-- Requirements --
Reproduce the records below exactly, leaving out any pictures.

-- Record excerpts --

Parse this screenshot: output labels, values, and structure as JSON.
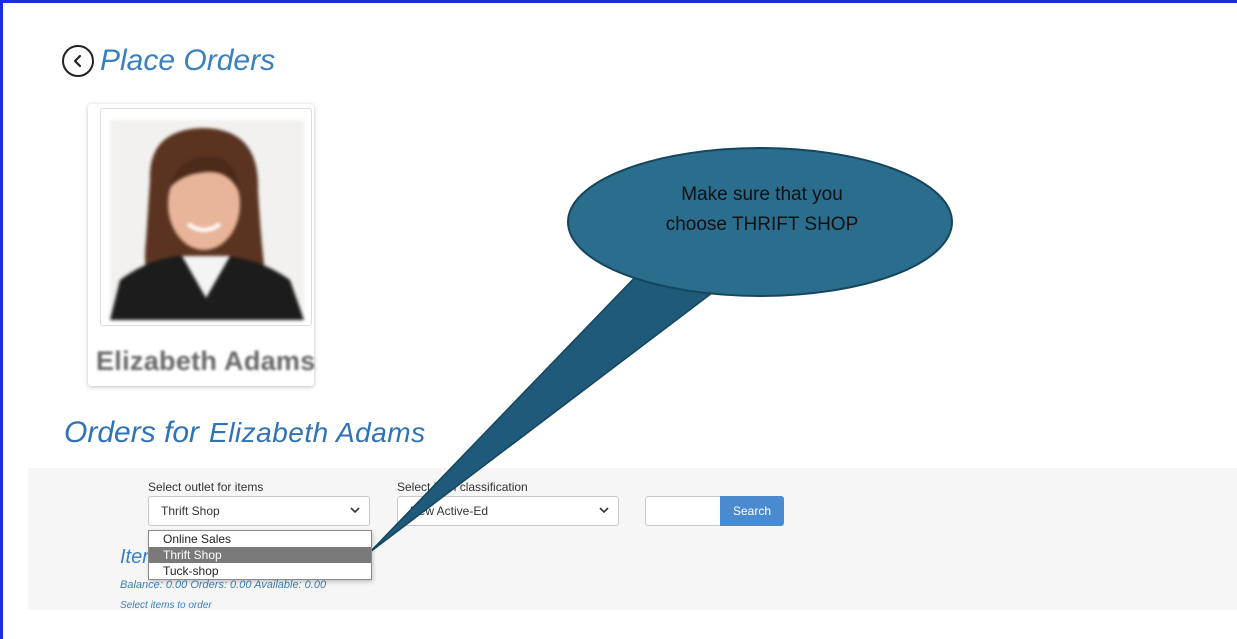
{
  "header": {
    "title": "Place Orders"
  },
  "profile": {
    "name": "Elizabeth Adams"
  },
  "orders": {
    "label": "Orders for",
    "name": "Elizabeth Adams"
  },
  "filters": {
    "outlet_label": "Select outlet for items",
    "outlet_selected": "Thrift Shop",
    "outlet_options": [
      "Online Sales",
      "Thrift Shop",
      "Tuck-shop"
    ],
    "classification_label": "Select item classification",
    "classification_selected": "New Active-Ed",
    "search_label": "Search"
  },
  "items": {
    "heading": "Items",
    "balance": "Balance: 0.00 Orders: 0.00 Available: 0.00",
    "hint": "Select items to order"
  },
  "callout": {
    "line1": "Make sure that you",
    "line2": "choose THRIFT SHOP"
  },
  "colors": {
    "frame_border": "#1c2fd6",
    "title_blue": "#3a7fc0",
    "button_blue": "#4a8bd0",
    "callout_fill": "#1f5a7a",
    "callout_ellipse": "#2a6d8c"
  }
}
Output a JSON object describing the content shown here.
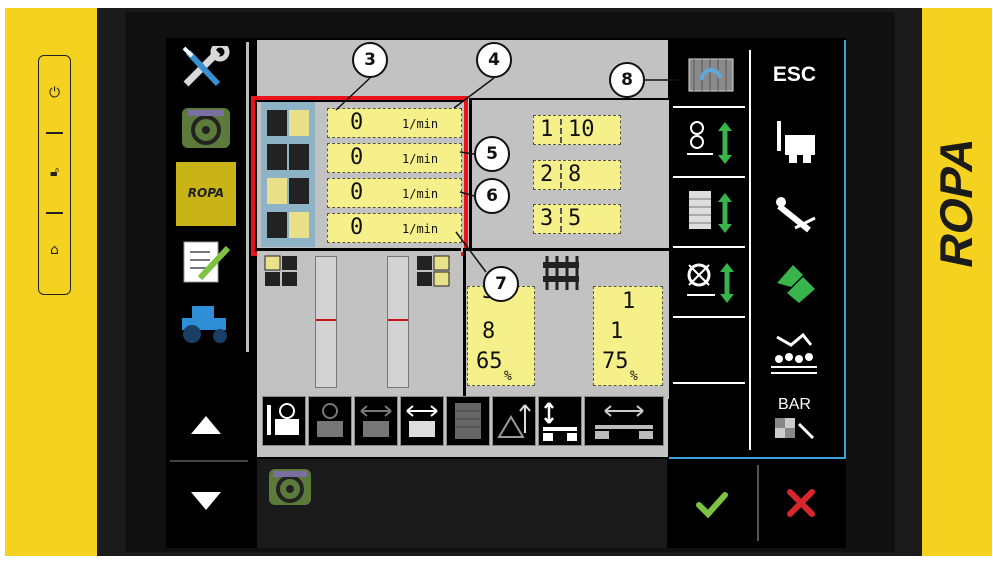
{
  "left_buttons": {
    "power_icon": "power-icon",
    "lock_icon": "unlock-icon",
    "home_icon": "home-icon"
  },
  "brand": {
    "logo_text": "ROPA"
  },
  "sidebar": {
    "items": [
      {
        "icon": "wrench-screwdriver-icon"
      },
      {
        "icon": "steering-wheel-icon"
      },
      {
        "icon": "ropa-logo",
        "label": "ROPA"
      },
      {
        "icon": "checklist-icon"
      },
      {
        "icon": "tractor-icon"
      }
    ],
    "up_icon": "arrow-up-icon",
    "down_icon": "arrow-down-icon"
  },
  "speeds": {
    "unit": "1/min",
    "rows": [
      {
        "value": "0",
        "unit": "1/min"
      },
      {
        "value": "0",
        "unit": "1/min"
      },
      {
        "value": "0",
        "unit": "1/min"
      },
      {
        "value": "0",
        "unit": "1/min"
      }
    ]
  },
  "ratios": [
    {
      "a": "1",
      "b": "10"
    },
    {
      "a": "2",
      "b": "8"
    },
    {
      "a": "3",
      "b": "5"
    }
  ],
  "left_values": {
    "top": "3",
    "mid": "8",
    "pct": "65",
    "pct_unit": "%"
  },
  "right_values": {
    "top": "1",
    "mid": "1",
    "pct": "75",
    "pct_unit": "%"
  },
  "callouts": [
    "3",
    "4",
    "5",
    "6",
    "7",
    "8"
  ],
  "right_panel": {
    "esc_label": "ESC",
    "bar_label": "BAR"
  },
  "colors": {
    "accent_yellow": "#f5d21f",
    "field_yellow": "#f5f08a",
    "highlight_red": "#e8141a",
    "confirm_green": "#7dc242",
    "cancel_red": "#d8262d",
    "frame_blue": "#3aa0d8"
  }
}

-- Expected output --
Parse this screenshot: output labels, values, and structure as JSON.
{
  "header": {
    "title": "Place Orders"
  },
  "profile": {
    "name": "Elizabeth Adams"
  },
  "orders": {
    "label": "Orders for",
    "name": "Elizabeth Adams"
  },
  "filters": {
    "outlet_label": "Select outlet for items",
    "outlet_selected": "Thrift Shop",
    "outlet_options": [
      "Online Sales",
      "Thrift Shop",
      "Tuck-shop"
    ],
    "classification_label": "Select item classification",
    "classification_selected": "New Active-Ed",
    "search_label": "Search"
  },
  "items": {
    "heading": "Items",
    "balance": "Balance: 0.00 Orders: 0.00 Available: 0.00",
    "hint": "Select items to order"
  },
  "callout": {
    "line1": "Make sure that you",
    "line2": "choose THRIFT SHOP"
  },
  "colors": {
    "frame_border": "#1c2fd6",
    "title_blue": "#3a7fc0",
    "button_blue": "#4a8bd0",
    "callout_fill": "#1f5a7a",
    "callout_ellipse": "#2a6d8c"
  }
}
Output a JSON object describing the content shown here.
{
  "left_buttons": {
    "power_icon": "power-icon",
    "lock_icon": "unlock-icon",
    "home_icon": "home-icon"
  },
  "brand": {
    "logo_text": "ROPA"
  },
  "sidebar": {
    "items": [
      {
        "icon": "wrench-screwdriver-icon"
      },
      {
        "icon": "steering-wheel-icon"
      },
      {
        "icon": "ropa-logo",
        "label": "ROPA"
      },
      {
        "icon": "checklist-icon"
      },
      {
        "icon": "tractor-icon"
      }
    ],
    "up_icon": "arrow-up-icon",
    "down_icon": "arrow-down-icon"
  },
  "speeds": {
    "unit": "1/min",
    "rows": [
      {
        "value": "0",
        "unit": "1/min"
      },
      {
        "value": "0",
        "unit": "1/min"
      },
      {
        "value": "0",
        "unit": "1/min"
      },
      {
        "value": "0",
        "unit": "1/min"
      }
    ]
  },
  "ratios": [
    {
      "a": "1",
      "b": "10"
    },
    {
      "a": "2",
      "b": "8"
    },
    {
      "a": "3",
      "b": "5"
    }
  ],
  "left_values": {
    "top": "3",
    "mid": "8",
    "pct": "65",
    "pct_unit": "%"
  },
  "right_values": {
    "top": "1",
    "mid": "1",
    "pct": "75",
    "pct_unit": "%"
  },
  "callouts": [
    "3",
    "4",
    "5",
    "6",
    "7",
    "8"
  ],
  "right_panel": {
    "esc_label": "ESC",
    "bar_label": "BAR"
  },
  "colors": {
    "accent_yellow": "#f5d21f",
    "field_yellow": "#f5f08a",
    "highlight_red": "#e8141a",
    "confirm_green": "#7dc242",
    "cancel_red": "#d8262d",
    "frame_blue": "#3aa0d8"
  }
}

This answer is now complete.